Directive:
Retype all the records with nothing changed.
── Record extracts
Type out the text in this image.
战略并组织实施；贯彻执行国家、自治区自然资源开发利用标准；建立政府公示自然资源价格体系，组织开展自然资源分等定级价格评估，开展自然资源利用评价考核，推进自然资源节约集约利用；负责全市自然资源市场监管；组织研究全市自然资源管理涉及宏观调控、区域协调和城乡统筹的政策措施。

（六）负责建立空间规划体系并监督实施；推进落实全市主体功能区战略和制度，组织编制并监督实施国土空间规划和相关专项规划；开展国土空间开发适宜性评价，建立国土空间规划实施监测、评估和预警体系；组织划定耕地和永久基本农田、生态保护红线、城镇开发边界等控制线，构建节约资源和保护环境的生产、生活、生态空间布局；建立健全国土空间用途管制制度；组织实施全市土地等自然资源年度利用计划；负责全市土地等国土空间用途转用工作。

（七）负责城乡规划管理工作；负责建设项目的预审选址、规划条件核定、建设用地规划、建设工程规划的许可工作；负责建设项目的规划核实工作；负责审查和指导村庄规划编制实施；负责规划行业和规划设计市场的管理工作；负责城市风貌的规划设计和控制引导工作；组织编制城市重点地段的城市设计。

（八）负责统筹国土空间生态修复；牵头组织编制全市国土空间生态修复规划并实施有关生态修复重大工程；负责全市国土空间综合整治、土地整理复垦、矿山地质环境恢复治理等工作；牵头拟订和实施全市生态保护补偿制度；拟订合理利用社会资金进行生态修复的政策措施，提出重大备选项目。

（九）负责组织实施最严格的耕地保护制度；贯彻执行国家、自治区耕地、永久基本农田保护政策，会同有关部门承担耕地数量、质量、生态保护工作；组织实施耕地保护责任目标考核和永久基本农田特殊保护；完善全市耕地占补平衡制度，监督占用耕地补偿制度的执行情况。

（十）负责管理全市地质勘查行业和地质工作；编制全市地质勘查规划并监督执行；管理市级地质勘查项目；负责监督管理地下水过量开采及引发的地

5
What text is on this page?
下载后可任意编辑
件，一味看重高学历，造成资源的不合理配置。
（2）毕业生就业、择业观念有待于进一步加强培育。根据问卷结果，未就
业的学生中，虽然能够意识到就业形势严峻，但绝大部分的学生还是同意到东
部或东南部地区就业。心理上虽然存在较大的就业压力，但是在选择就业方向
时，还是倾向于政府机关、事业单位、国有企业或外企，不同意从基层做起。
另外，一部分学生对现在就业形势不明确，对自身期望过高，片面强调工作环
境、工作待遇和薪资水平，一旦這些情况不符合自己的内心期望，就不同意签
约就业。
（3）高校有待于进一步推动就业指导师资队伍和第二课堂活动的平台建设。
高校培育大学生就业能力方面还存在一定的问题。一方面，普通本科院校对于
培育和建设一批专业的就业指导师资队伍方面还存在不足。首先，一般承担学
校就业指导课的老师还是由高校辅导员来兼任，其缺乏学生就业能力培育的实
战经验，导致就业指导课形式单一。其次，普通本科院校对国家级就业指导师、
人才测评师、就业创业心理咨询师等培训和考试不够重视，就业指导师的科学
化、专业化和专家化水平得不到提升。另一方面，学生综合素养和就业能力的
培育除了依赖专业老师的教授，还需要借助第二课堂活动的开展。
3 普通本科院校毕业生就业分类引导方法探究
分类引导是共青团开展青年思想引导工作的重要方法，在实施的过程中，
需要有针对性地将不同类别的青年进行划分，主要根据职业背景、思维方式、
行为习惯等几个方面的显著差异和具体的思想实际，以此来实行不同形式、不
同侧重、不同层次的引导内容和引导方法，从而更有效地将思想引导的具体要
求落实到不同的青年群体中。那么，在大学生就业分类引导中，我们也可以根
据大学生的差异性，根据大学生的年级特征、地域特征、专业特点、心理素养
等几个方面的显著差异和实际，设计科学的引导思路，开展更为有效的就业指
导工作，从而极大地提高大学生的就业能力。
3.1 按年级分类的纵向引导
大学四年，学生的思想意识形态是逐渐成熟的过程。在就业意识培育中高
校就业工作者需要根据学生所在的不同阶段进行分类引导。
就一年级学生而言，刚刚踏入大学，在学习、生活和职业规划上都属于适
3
────
Exercise result:
Type out the text in this image.
战略并组织实施；贯彻执行国家、自治区自然资源开发利用标准；建立政府公示自然资源价格体系，组织开展自然资源分等定级价格评估，开展自然资源利用评价考核，推进自然资源节约集约利用；负责全市自然资源市场监管；组织研究全市自然资源管理涉及宏观调控、区域协调和城乡统筹的政策措施。

（六）负责建立空间规划体系并监督实施；推进落实全市主体功能区战略和制度，组织编制并监督实施国土空间规划和相关专项规划；开展国土空间开发适宜性评价，建立国土空间规划实施监测、评估和预警体系；组织划定耕地和永久基本农田、生态保护红线、城镇开发边界等控制线，构建节约资源和保护环境的生产、生活、生态空间布局；建立健全国土空间用途管制制度；组织实施全市土地等自然资源年度利用计划；负责全市土地等国土空间用途转用工作。

（七）负责城乡规划管理工作；负责建设项目的预审选址、规划条件核定、建设用地规划、建设工程规划的许可工作；负责建设项目的规划核实工作；负责审查和指导村庄规划编制实施；负责规划行业和规划设计市场的管理工作；负责城市风貌的规划设计和控制引导工作；组织编制城市重点地段的城市设计。

（八）负责统筹国土空间生态修复；牵头组织编制全市国土空间生态修复规划并实施有关生态修复重大工程；负责全市国土空间综合整治、土地整理复垦、矿山地质环境恢复治理等工作；牵头拟订和实施全市生态保护补偿制度；拟订合理利用社会资金进行生态修复的政策措施，提出重大备选项目。

（九）负责组织实施最严格的耕地保护制度；贯彻执行国家、自治区耕地、永久基本农田保护政策，会同有关部门承担耕地数量、质量、生态保护工作；组织实施耕地保护责任目标考核和永久基本农田特殊保护；完善全市耕地占补平衡制度，监督占用耕地补偿制度的执行情况。

（十）负责管理全市地质勘查行业和地质工作；编制全市地质勘查规划并监督执行；管理市级地质勘查项目；负责监督管理地下水过量开采及引发的地

5
What text is on this page?
下载后可任意编辑
件，一味看重高学历，造成资源的不合理配置。
（2）毕业生就业、择业观念有待于进一步加强培育。根据问卷结果，未就
业的学生中，虽然能够意识到就业形势严峻，但绝大部分的学生还是同意到东
部或东南部地区就业。心理上虽然存在较大的就业压力，但是在选择就业方向
时，还是倾向于政府机关、事业单位、国有企业或外企，不同意从基层做起。
另外，一部分学生对现在就业形势不明确，对自身期望过高，片面强调工作环
境、工作待遇和薪资水平，一旦這些情况不符合自己的内心期望，就不同意签
约就业。
（3）高校有待于进一步推动就业指导师资队伍和第二课堂活动的平台建设。
高校培育大学生就业能力方面还存在一定的问题。一方面，普通本科院校对于
培育和建设一批专业的就业指导师资队伍方面还存在不足。首先，一般承担学
校就业指导课的老师还是由高校辅导员来兼任，其缺乏学生就业能力培育的实
战经验，导致就业指导课形式单一。其次，普通本科院校对国家级就业指导师、
人才测评师、就业创业心理咨询师等培训和考试不够重视，就业指导师的科学
化、专业化和专家化水平得不到提升。另一方面，学生综合素养和就业能力的
培育除了依赖专业老师的教授，还需要借助第二课堂活动的开展。
3 普通本科院校毕业生就业分类引导方法探究
分类引导是共青团开展青年思想引导工作的重要方法，在实施的过程中，
需要有针对性地将不同类别的青年进行划分，主要根据职业背景、思维方式、
行为习惯等几个方面的显著差异和具体的思想实际，以此来实行不同形式、不
同侧重、不同层次的引导内容和引导方法，从而更有效地将思想引导的具体要
求落实到不同的青年群体中。那么，在大学生就业分类引导中，我们也可以根
据大学生的差异性，根据大学生的年级特征、地域特征、专业特点、心理素养
等几个方面的显著差异和实际，设计科学的引导思路，开展更为有效的就业指
导工作，从而极大地提高大学生的就业能力。
3.1 按年级分类的纵向引导
大学四年，学生的思想意识形态是逐渐成熟的过程。在就业意识培育中高
校就业工作者需要根据学生所在的不同阶段进行分类引导。
就一年级学生而言，刚刚踏入大学，在学习、生活和职业规划上都属于适
3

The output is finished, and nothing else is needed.